WORK TO BE COMPLETED -
Identify all lines of the data containing the string "sharing" and copy them.

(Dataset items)
****************************************

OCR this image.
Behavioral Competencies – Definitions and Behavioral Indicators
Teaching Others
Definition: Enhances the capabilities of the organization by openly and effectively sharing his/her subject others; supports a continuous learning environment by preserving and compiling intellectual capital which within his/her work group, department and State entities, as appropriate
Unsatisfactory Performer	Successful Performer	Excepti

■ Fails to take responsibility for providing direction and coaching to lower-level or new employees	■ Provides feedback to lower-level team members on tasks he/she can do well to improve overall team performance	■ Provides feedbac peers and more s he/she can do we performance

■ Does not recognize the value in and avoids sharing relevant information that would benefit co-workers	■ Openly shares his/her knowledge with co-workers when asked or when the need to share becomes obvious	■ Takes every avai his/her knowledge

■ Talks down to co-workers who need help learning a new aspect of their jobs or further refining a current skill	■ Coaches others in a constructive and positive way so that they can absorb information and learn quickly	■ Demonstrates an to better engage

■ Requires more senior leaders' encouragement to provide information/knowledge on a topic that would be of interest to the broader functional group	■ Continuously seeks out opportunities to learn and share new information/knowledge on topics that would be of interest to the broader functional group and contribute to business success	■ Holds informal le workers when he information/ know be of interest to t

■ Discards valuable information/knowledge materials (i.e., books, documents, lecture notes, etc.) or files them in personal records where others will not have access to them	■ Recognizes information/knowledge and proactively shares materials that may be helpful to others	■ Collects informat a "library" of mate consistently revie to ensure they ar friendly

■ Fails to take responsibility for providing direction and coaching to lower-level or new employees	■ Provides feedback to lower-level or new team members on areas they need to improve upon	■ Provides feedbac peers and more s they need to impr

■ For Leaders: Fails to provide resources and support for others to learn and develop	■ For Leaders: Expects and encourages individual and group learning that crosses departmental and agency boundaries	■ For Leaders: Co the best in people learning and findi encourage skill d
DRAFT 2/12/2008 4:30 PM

****************************************

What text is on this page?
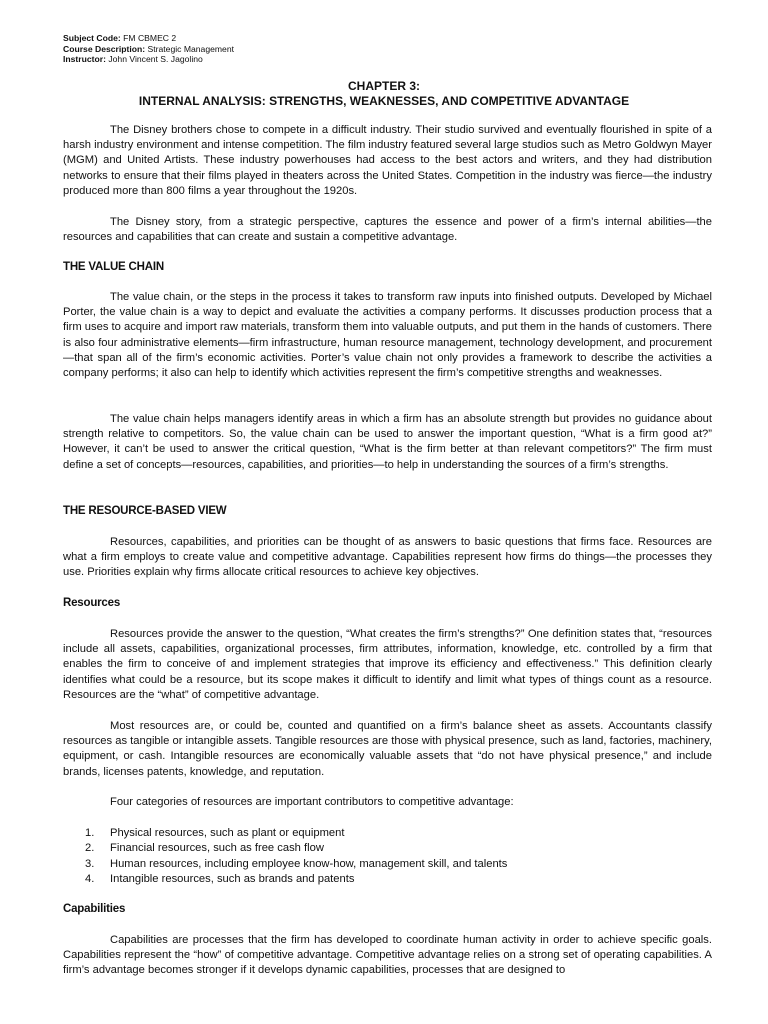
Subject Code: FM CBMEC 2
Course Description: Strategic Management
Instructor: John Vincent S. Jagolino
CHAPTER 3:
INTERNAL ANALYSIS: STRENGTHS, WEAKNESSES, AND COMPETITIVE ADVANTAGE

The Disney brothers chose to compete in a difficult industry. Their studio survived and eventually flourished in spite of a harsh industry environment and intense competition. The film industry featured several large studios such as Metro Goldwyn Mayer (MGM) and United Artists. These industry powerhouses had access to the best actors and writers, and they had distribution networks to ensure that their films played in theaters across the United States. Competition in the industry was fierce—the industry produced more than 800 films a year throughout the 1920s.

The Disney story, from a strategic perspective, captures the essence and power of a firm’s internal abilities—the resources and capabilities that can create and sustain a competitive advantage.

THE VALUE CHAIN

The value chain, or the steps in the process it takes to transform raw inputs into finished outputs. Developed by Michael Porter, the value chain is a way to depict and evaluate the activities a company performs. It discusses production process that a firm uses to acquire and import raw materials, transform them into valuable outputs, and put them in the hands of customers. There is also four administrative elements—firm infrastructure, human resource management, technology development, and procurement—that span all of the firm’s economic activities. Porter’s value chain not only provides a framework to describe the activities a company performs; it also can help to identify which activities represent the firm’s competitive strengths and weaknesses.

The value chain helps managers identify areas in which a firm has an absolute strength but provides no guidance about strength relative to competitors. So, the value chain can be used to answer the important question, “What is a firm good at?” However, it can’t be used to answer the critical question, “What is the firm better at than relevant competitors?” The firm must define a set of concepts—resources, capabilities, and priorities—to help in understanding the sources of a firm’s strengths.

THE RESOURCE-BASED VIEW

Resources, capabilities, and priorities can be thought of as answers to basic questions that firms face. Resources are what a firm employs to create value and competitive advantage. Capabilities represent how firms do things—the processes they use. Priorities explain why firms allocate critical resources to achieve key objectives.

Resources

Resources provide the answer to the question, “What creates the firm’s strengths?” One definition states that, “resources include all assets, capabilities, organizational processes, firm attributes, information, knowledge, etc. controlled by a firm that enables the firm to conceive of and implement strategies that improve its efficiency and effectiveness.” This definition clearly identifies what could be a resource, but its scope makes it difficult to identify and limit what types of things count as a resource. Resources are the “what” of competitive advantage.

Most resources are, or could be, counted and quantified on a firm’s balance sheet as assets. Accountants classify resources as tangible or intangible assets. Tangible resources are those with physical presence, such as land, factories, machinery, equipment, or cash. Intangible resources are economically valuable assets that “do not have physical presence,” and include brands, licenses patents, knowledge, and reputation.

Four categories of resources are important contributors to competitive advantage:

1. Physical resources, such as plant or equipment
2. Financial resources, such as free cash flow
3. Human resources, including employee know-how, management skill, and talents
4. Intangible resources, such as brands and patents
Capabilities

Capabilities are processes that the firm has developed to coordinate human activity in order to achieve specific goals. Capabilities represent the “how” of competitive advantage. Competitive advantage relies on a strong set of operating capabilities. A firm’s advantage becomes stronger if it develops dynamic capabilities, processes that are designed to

****************************************

CORRECT OUTPUT -
Definition: Enhances the capabilities of the organization by openly and effectively sharing his/her subject others; supports a continuous learning environment by preserving and compiling intellectual capital which within his/her work group, department and State entities, as appropriate
■ Does not recognize the value in and avoids sharing relevant information that would benefit co-workers	■ Openly shares his/her knowledge with co-workers when asked or when the need to share becomes obvious	■ Takes every avai his/her knowledge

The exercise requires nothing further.